**STATED EXERCISE**. Output the entries below exactly as written, omitting pictures.

**EXCERPTED DATA**.
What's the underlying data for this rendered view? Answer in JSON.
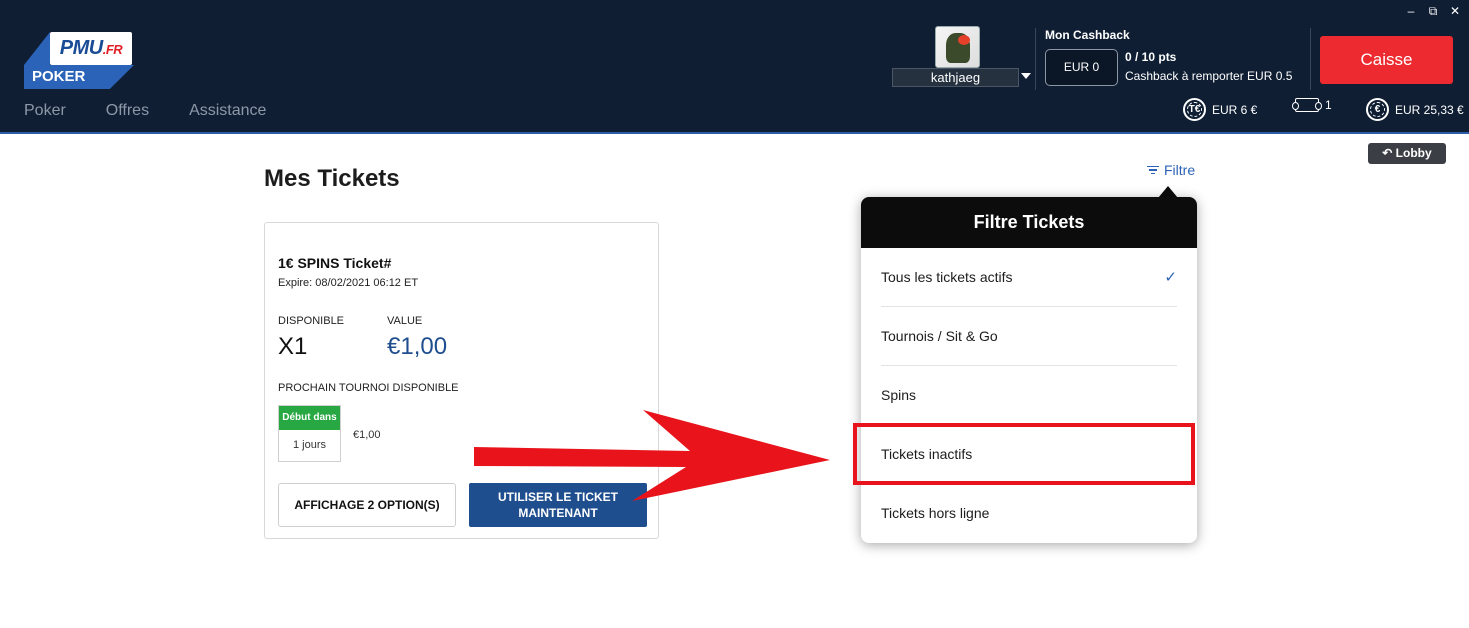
{
  "window_controls": {
    "minimize": "–",
    "restore": "⧉",
    "close": "✕"
  },
  "brand": {
    "logo_main": "PMU",
    "logo_suffix": ".FR",
    "logo_sub": "POKER"
  },
  "nav": {
    "items": [
      "Poker",
      "Offres",
      "Assistance"
    ]
  },
  "user": {
    "name": "kathjaeg",
    "avatar_icon": "player-avatar-icon"
  },
  "cashback": {
    "title": "Mon Cashback",
    "amount": "EUR 0",
    "points": "0 / 10 pts",
    "info": "Cashback à remporter EUR 0.5"
  },
  "caisse_label": "Caisse",
  "balances": {
    "t_coin_label": "T€",
    "t_amount": "EUR 6 €",
    "tickets_count": "1",
    "euro_coin_label": "€",
    "cash_amount": "EUR 25,33 €"
  },
  "lobby_label": "↶ Lobby",
  "page": {
    "title": "Mes Tickets",
    "filter_label": "Filtre"
  },
  "ticket": {
    "name": "1€ SPINS Ticket#",
    "expire": "Expire: 08/02/2021   06:12 ET",
    "available_label": "DISPONIBLE",
    "available_value": "X1",
    "value_label": "VALUE",
    "value_value": "€1,00",
    "next_label": "PROCHAIN TOURNOI DISPONIBLE",
    "badge_top": "Début dans",
    "badge_bottom": "1 jours",
    "tournament_price": "€1,00",
    "options_button": "AFFICHAGE 2 OPTION(S)",
    "use_button_line1": "UTILISER LE TICKET",
    "use_button_line2": "MAINTENANT"
  },
  "filter_dropdown": {
    "title": "Filtre Tickets",
    "items": [
      {
        "label": "Tous les tickets actifs",
        "checked": "✓"
      },
      {
        "label": "Tournois / Sit & Go"
      },
      {
        "label": "Spins"
      },
      {
        "label": "Tickets inactifs"
      },
      {
        "label": "Tickets hors ligne"
      }
    ]
  },
  "colors": {
    "header_bg": "#0f1e33",
    "caisse_red": "#ed2a2f",
    "brand_blue": "#1f4e8f",
    "link_blue": "#2c63b8",
    "badge_green": "#27a843",
    "annotation_red": "#e8131b"
  }
}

**PROBLEM SOLUTION**.
What's the underlying data for this rendered view? Answer in JSON.
{
  "window_controls": {
    "minimize": "–",
    "restore": "⧉",
    "close": "✕"
  },
  "brand": {
    "logo_main": "PMU",
    "logo_suffix": ".FR",
    "logo_sub": "POKER"
  },
  "nav": {
    "items": [
      "Poker",
      "Offres",
      "Assistance"
    ]
  },
  "user": {
    "name": "kathjaeg",
    "avatar_icon": "player-avatar-icon"
  },
  "cashback": {
    "title": "Mon Cashback",
    "amount": "EUR 0",
    "points": "0 / 10 pts",
    "info": "Cashback à remporter EUR 0.5"
  },
  "caisse_label": "Caisse",
  "balances": {
    "t_coin_label": "T€",
    "t_amount": "EUR 6 €",
    "tickets_count": "1",
    "euro_coin_label": "€",
    "cash_amount": "EUR 25,33 €"
  },
  "lobby_label": "↶ Lobby",
  "page": {
    "title": "Mes Tickets",
    "filter_label": "Filtre"
  },
  "ticket": {
    "name": "1€ SPINS Ticket#",
    "expire": "Expire: 08/02/2021   06:12 ET",
    "available_label": "DISPONIBLE",
    "available_value": "X1",
    "value_label": "VALUE",
    "value_value": "€1,00",
    "next_label": "PROCHAIN TOURNOI DISPONIBLE",
    "badge_top": "Début dans",
    "badge_bottom": "1 jours",
    "tournament_price": "€1,00",
    "options_button": "AFFICHAGE 2 OPTION(S)",
    "use_button_line1": "UTILISER LE TICKET",
    "use_button_line2": "MAINTENANT"
  },
  "filter_dropdown": {
    "title": "Filtre Tickets",
    "items": [
      {
        "label": "Tous les tickets actifs",
        "checked": "✓"
      },
      {
        "label": "Tournois / Sit & Go"
      },
      {
        "label": "Spins"
      },
      {
        "label": "Tickets inactifs"
      },
      {
        "label": "Tickets hors ligne"
      }
    ]
  },
  "colors": {
    "header_bg": "#0f1e33",
    "caisse_red": "#ed2a2f",
    "brand_blue": "#1f4e8f",
    "link_blue": "#2c63b8",
    "badge_green": "#27a843",
    "annotation_red": "#e8131b"
  }
}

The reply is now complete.